Goal
For each line below that includes the word "Lempäälässä", make a copy.

Data listing:
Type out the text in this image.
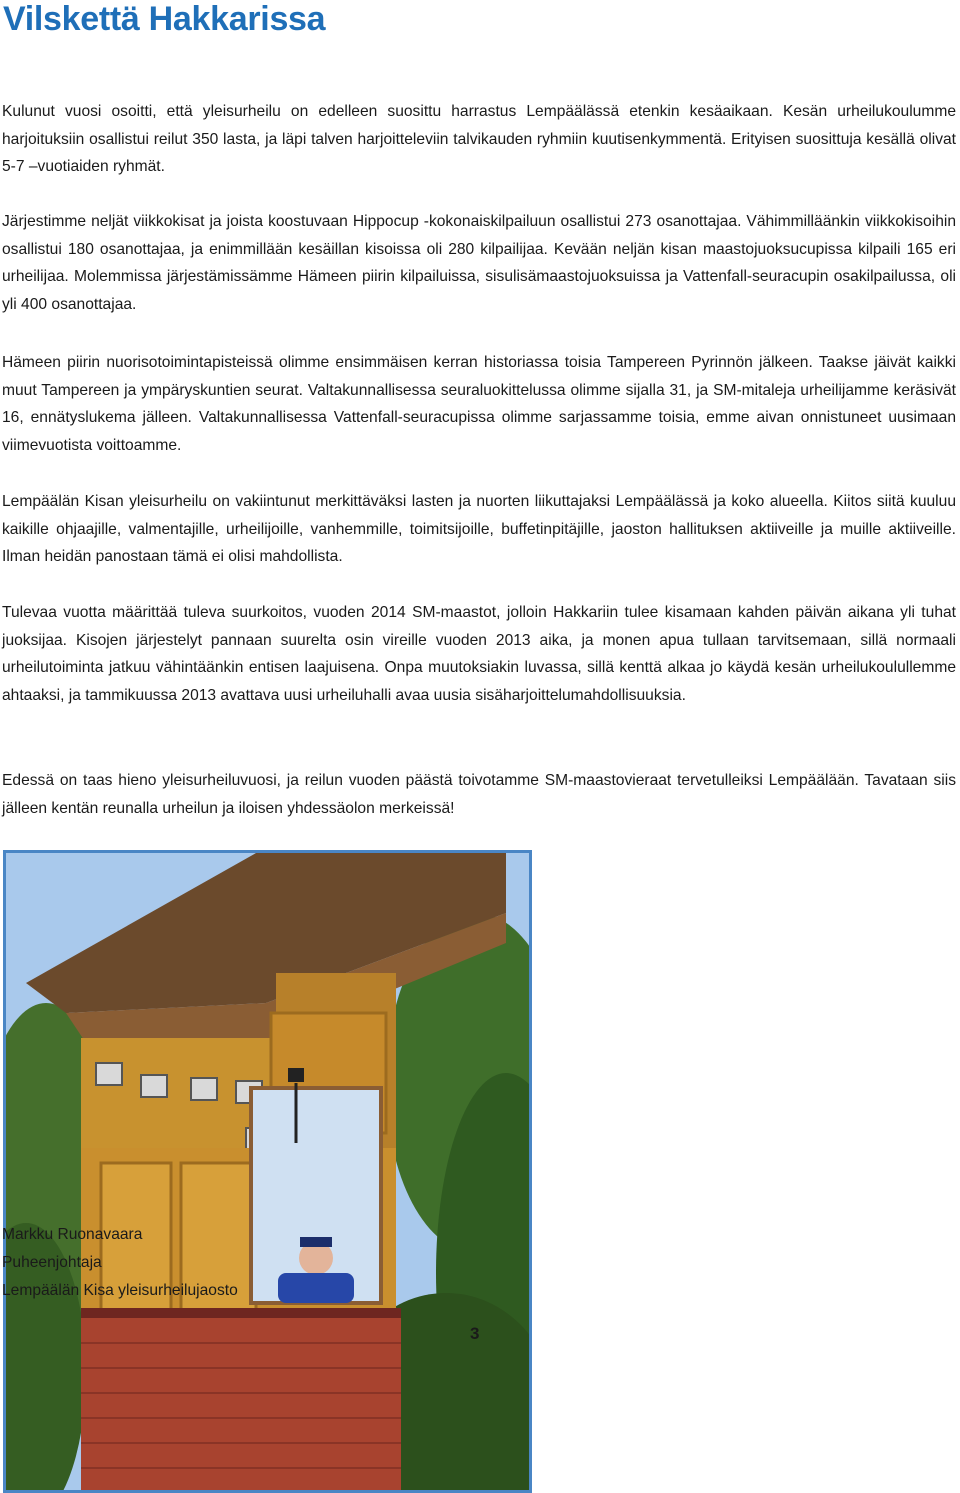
Vilskettä Hakkarissa

Kulunut vuosi osoitti, että yleisurheilu on edelleen suosittu harrastus Lempäälässä etenkin kesäaikaan. Kesän urheilukoulumme harjoituksiin osallistui reilut 350 lasta, ja läpi talven harjoitteleviin talvikauden ryhmiin kuutisenkymmentä. Erityisen suosittuja kesällä olivat 5-7 –vuotiaiden ryhmät.

Järjestimme neljät viikkokisat ja joista koostuvaan Hippocup -kokonaiskilpailuun osallistui 273 osanottajaa. Vähimmilläänkin viikkokisoihin osallistui 180 osanottajaa, ja enimmillään kesäillan kisoissa oli 280 kilpailijaa. Kevään neljän kisan maastojuoksucupissa kilpaili 165 eri urheilijaa. Molemmissa järjestämissämme Hämeen piirin kilpailuissa, sisulisämaastojuoksuissa ja Vattenfall-seuracupin osakilpailussa, oli yli 400 osanottajaa.

Hämeen piirin nuorisotoimintapisteissä olimme ensimmäisen kerran historiassa toisia Tampereen Pyrinnön jälkeen. Taakse jäivät kaikki muut Tampereen ja ympäryskuntien seurat. Valtakunnallisessa seuraluokittelussa olimme sijalla 31, ja SM-mitaleja urheilijamme keräsivät 16, ennätyslukema jälleen. Valtakunnallisessa Vattenfall-seuracupissa olimme sarjassamme toisia, emme aivan onnistuneet uusimaan viimevuotista voittoamme.

Lempäälän Kisan yleisurheilu on vakiintunut merkittäväksi lasten ja nuorten liikuttajaksi Lempäälässä ja koko alueella. Kiitos siitä kuuluu kaikille ohjaajille, valmentajille, urheilijoille, vanhemmille, toimitsijoille, buffetinpitäjille, jaoston hallituksen aktiiveille ja muille aktiiveille. Ilman heidän panostaan tämä ei olisi mahdollista.

Tulevaa vuotta määrittää tuleva suurkoitos, vuoden 2014 SM-maastot, jolloin Hakkariin tulee kisamaan kahden päivän aikana yli tuhat juoksijaa. Kisojen järjestelyt pannaan suurelta osin vireille vuoden 2013 aika, ja monen apua tullaan tarvitsemaan, sillä normaali urheilutoiminta jatkuu vähintäänkin entisen laajuisena. Onpa muutoksiakin luvassa, sillä kenttä alkaa jo käydä kesän urheilukoulullemme ahtaaksi, ja tammikuussa 2013 avattava uusi urheiluhalli avaa uusia sisäharjoittelumahdollisuuksia.

Edessä on taas hieno yleisurheiluvuosi, ja reilun vuoden päästä toivotamme SM-maastovieraat tervetulleiksi Lempäälään. Tavataan siis jälleen kentän reunalla urheilun ja iloisen yhdessäolon merkeissä!

Markku Ruonavaara

Puheenjohtaja

Lempäälän Kisa yleisurheilujaosto

3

Task answer
Kulunut vuosi osoitti, että yleisurheilu on edelleen suosittu harrastus Lempäälässä etenkin kesäaikaan. Kesän urheilukoulumme harjoituksiin osallistui reilut 350 lasta, ja läpi talven harjoitteleviin talvikauden ryhmiin kuutisenkymmentä. Erityisen suosittuja kesällä olivat 5-7 –vuotiaiden ryhmät.
Lempäälän Kisan yleisurheilu on vakiintunut merkittäväksi lasten ja nuorten liikuttajaksi Lempäälässä ja koko alueella. Kiitos siitä kuuluu kaikille ohjaajille, valmentajille, urheilijoille, vanhemmille, toimitsijoille, buffetinpitäjille, jaoston hallituksen aktiiveille ja muille aktiiveille. Ilman heidän panostaan tämä ei olisi mahdollista.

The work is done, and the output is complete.